Items:
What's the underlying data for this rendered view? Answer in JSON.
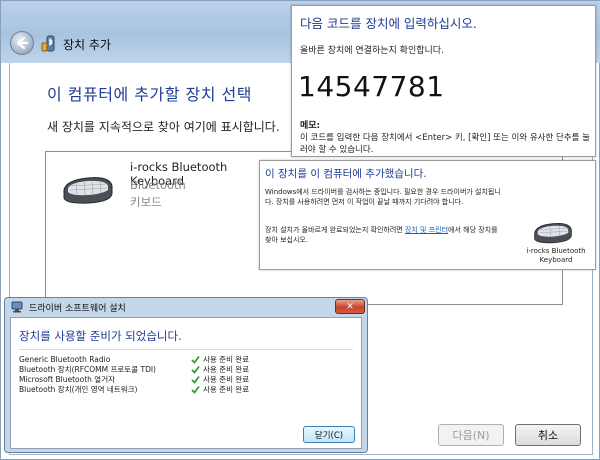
{
  "wizard": {
    "title": "장치 추가",
    "heading": "이 컴퓨터에 추가할 장치 선택",
    "subtext": "새 장치를 지속적으로 찾아 여기에 표시합니다.",
    "device": {
      "name": "i-rocks Bluetooth Keyboard",
      "connection": "Bluetooth",
      "kind": "키보드",
      "icon": "keyboard-icon"
    },
    "buttons": {
      "next": "다음(N)",
      "cancel": "취소"
    }
  },
  "pairing_popup": {
    "title": "다음 코드를 장치에 입력하십시오.",
    "subtitle": "올바른 장치에 연결하는지 확인합니다.",
    "code": "14547781",
    "memo_label": "메모:",
    "memo_text": "이 코드를 입력한 다음 장치에서 <Enter> 키, [확인] 또는 이와 유사한 단추를 눌러야 할 수 있습니다."
  },
  "notification": {
    "title": "이 장치를 이 컴퓨터에 추가했습니다.",
    "body1": "Windows에서 드라이버를 검사하는 중입니다. 필요한 경우 드라이버가 설치됩니다. 장치를 사용하려면 먼저 이 작업이 끝날 때까지 기다려야 합니다.",
    "body2_before": "장치 설치가 올바르게 완료되었는지 확인하려면 ",
    "body2_link": "장치 및 프린터",
    "body2_after": "에서 해당 장치를 찾아 보십시오.",
    "device_caption": "i-rocks Bluetooth Keyboard"
  },
  "driver_dialog": {
    "title": "드라이버 소프트웨어 설치",
    "heading": "장치를 사용할 준비가 되었습니다.",
    "rows": [
      {
        "name": "Generic Bluetooth Radio",
        "status": "사용 준비 완료"
      },
      {
        "name": "Bluetooth 장치(RFCOMM 프로토콜 TDI)",
        "status": "사용 준비 완료"
      },
      {
        "name": "Microsoft Bluetooth 열거자",
        "status": "사용 준비 완료"
      },
      {
        "name": "Bluetooth 장치(개인 영역 네트워크)",
        "status": "사용 준비 완료"
      }
    ],
    "close_label": "닫기(C)",
    "status_color": "#2f9e2f"
  },
  "colors": {
    "accent": "#1e3c96",
    "frame": "#b9d1ea"
  }
}
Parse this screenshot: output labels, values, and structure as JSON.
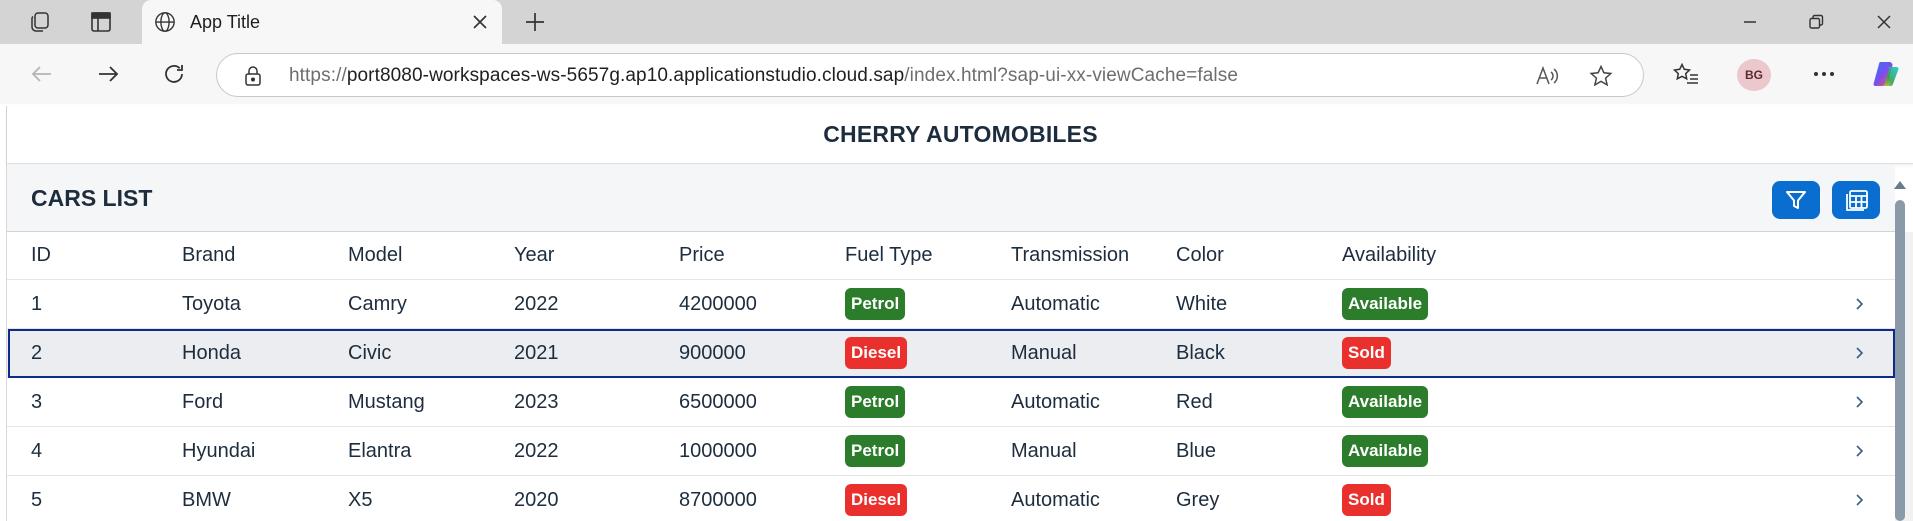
{
  "browser": {
    "tab_title": "App Title",
    "url_proto": "https://",
    "url_host": "port8080-workspaces-ws-5657g.ap10.applicationstudio.cloud.sap",
    "url_path": "/index.html?sap-ui-xx-viewCache=false",
    "profile_initials": "BG"
  },
  "app": {
    "title": "CHERRY AUTOMOBILES",
    "list_title": "CARS LIST"
  },
  "table": {
    "columns": [
      "ID",
      "Brand",
      "Model",
      "Year",
      "Price",
      "Fuel Type",
      "Transmission",
      "Color",
      "Availability"
    ],
    "rows": [
      {
        "id": "1",
        "brand": "Toyota",
        "model": "Camry",
        "year": "2022",
        "price": "4200000",
        "fuel": "Petrol",
        "transmission": "Automatic",
        "color": "White",
        "availability": "Available"
      },
      {
        "id": "2",
        "brand": "Honda",
        "model": "Civic",
        "year": "2021",
        "price": "900000",
        "fuel": "Diesel",
        "transmission": "Manual",
        "color": "Black",
        "availability": "Sold"
      },
      {
        "id": "3",
        "brand": "Ford",
        "model": "Mustang",
        "year": "2023",
        "price": "6500000",
        "fuel": "Petrol",
        "transmission": "Automatic",
        "color": "Red",
        "availability": "Available"
      },
      {
        "id": "4",
        "brand": "Hyundai",
        "model": "Elantra",
        "year": "2022",
        "price": "1000000",
        "fuel": "Petrol",
        "transmission": "Manual",
        "color": "Blue",
        "availability": "Available"
      },
      {
        "id": "5",
        "brand": "BMW",
        "model": "X5",
        "year": "2020",
        "price": "8700000",
        "fuel": "Diesel",
        "transmission": "Automatic",
        "color": "Grey",
        "availability": "Sold"
      }
    ]
  },
  "colors": {
    "positive": "#2b7d2b",
    "negative": "#e9302c",
    "accent": "#0a6ed1",
    "selection_border": "#0d2b8a"
  }
}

Aim of the exercise: Identify lines with the string "JSON". Copy each one.

Exercise result:
What's the underlying data for this rendered view? Answer in JSON.
Parse this screenshot: output labels, values, and structure as JSON.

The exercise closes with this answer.